+++ Data supplied +++
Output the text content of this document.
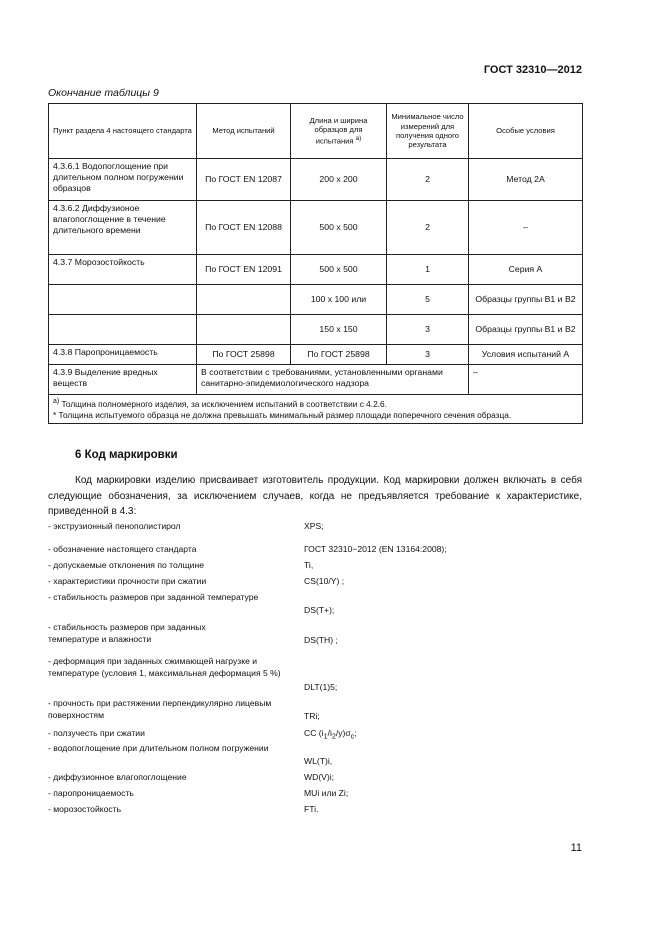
ГОСТ 32310—2012
Окончание таблицы 9
Пункт раздела 4 настоящего стандарта	Метод испытаний	Длина и ширина образцов для испытания $^{а)}$	Минимальное число измерений для получения одного результата	Особые условия
4.3.6.1 Водопоглощение при длительном полном погружении образцов	По ГОСТ EN 12087	200 x 200	2	Метод 2А
4.3.6.2 Диффузионое влагопоглощение в течение длительного времени	По ГОСТ EN 12088	500 x 500	2	–
4.3.7 Морозостойкость	По ГОСТ EN 12091	500 x 500	1	Серия А
		100 x 100 или	5	Образцы группы В1 и В2
		150 x 150	3	Образцы группы В1 и В2
4.3.8 Паропроницаемость	По ГОСТ 25898	По ГОСТ 25898	3	Условия испытаний А
4.3.9 Выделение вредных веществ	В соответствии с требованиями, установленными органами санитарно-эпидемиологического надзора			–

$^{а)}$ Толщина полномерного изделия, за исключением испытаний в соответствии с 4.2.6.
* Толщина испытуемого образца не должна превышать минимальный размер площади поперечного сечения образца.				
6 Код маркировки
Код маркировки изделию присваивает изготовитель продукции. Код маркировки должен включать в себя следующие обозначения, за исключением случаев, когда не предъявляется требование к характеристике, приведенной в 4.3:
- экструзионный пенополистирол	XPS;
- обозначение настоящего стандарта	ГОСТ 32310−2012 (EN 13164:2008);
- допускаемые отклонения по толщине	Ti,
- характеристики прочности при сжатии	CS(10/Y) ;
- стабильность размеров при заданной температуре
DS(T+);
- стабильность размеров при заданных температуре и влажности	DS(TH) ;
- деформация при заданных сжимающей нагрузке и температуре (условия 1, максимальная деформация 5 %)
DLT(1)5;
- прочность при растяжении перпендикулярно лицевым поверхностям	TRi;
- ползучесть при сжатии	CC $(i_1/i_2/y)\sigma_c$;
- водопоглощение при длительном полном погружении
WL(T)i,
- диффузионное влагопоглощение	WD(V)i;
- паропроницаемость	MUi или Zi;
- морозостойкость	FTi.
11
+++
### Exercise objective:
Transcribe the material as is, with images omitted.

### Final result:
Output the text content of this document.
ГОСТ 32310—2012
Окончание таблицы 9
Пункт раздела 4 настоящего стандарта	Метод испытаний	Длина и ширина образцов для испытания $^{а)}$	Минимальное число измерений для получения одного результата	Особые условия
4.3.6.1 Водопоглощение при длительном полном погружении образцов	По ГОСТ EN 12087	200 x 200	2	Метод 2А
4.3.6.2 Диффузионое влагопоглощение в течение длительного времени	По ГОСТ EN 12088	500 x 500	2	–
4.3.7 Морозостойкость	По ГОСТ EN 12091	500 x 500	1	Серия А
		100 x 100 или	5	Образцы группы В1 и В2
		150 x 150	3	Образцы группы В1 и В2
4.3.8 Паропроницаемость	По ГОСТ 25898	По ГОСТ 25898	3	Условия испытаний А
4.3.9 Выделение вредных веществ	В соответствии с требованиями, установленными органами санитарно-эпидемиологического надзора			–

$^{а)}$ Толщина полномерного изделия, за исключением испытаний в соответствии с 4.2.6.
* Толщина испытуемого образца не должна превышать минимальный размер площади поперечного сечения образца.				
6 Код маркировки
Код маркировки изделию присваивает изготовитель продукции. Код маркировки должен включать в себя следующие обозначения, за исключением случаев, когда не предъявляется требование к характеристике, приведенной в 4.3:
- экструзионный пенополистирол	XPS;
- обозначение настоящего стандарта	ГОСТ 32310−2012 (EN 13164:2008);
- допускаемые отклонения по толщине	Ti,
- характеристики прочности при сжатии	CS(10/Y) ;
- стабильность размеров при заданной температуре
DS(T+);
- стабильность размеров при заданных температуре и влажности	DS(TH) ;
- деформация при заданных сжимающей нагрузке и температуре (условия 1, максимальная деформация 5 %)
DLT(1)5;
- прочность при растяжении перпендикулярно лицевым поверхностям	TRi;
- ползучесть при сжатии	CC $(i_1/i_2/y)\sigma_c$;
- водопоглощение при длительном полном погружении
WL(T)i,
- диффузионное влагопоглощение	WD(V)i;
- паропроницаемость	MUi или Zi;
- морозостойкость	FTi.
11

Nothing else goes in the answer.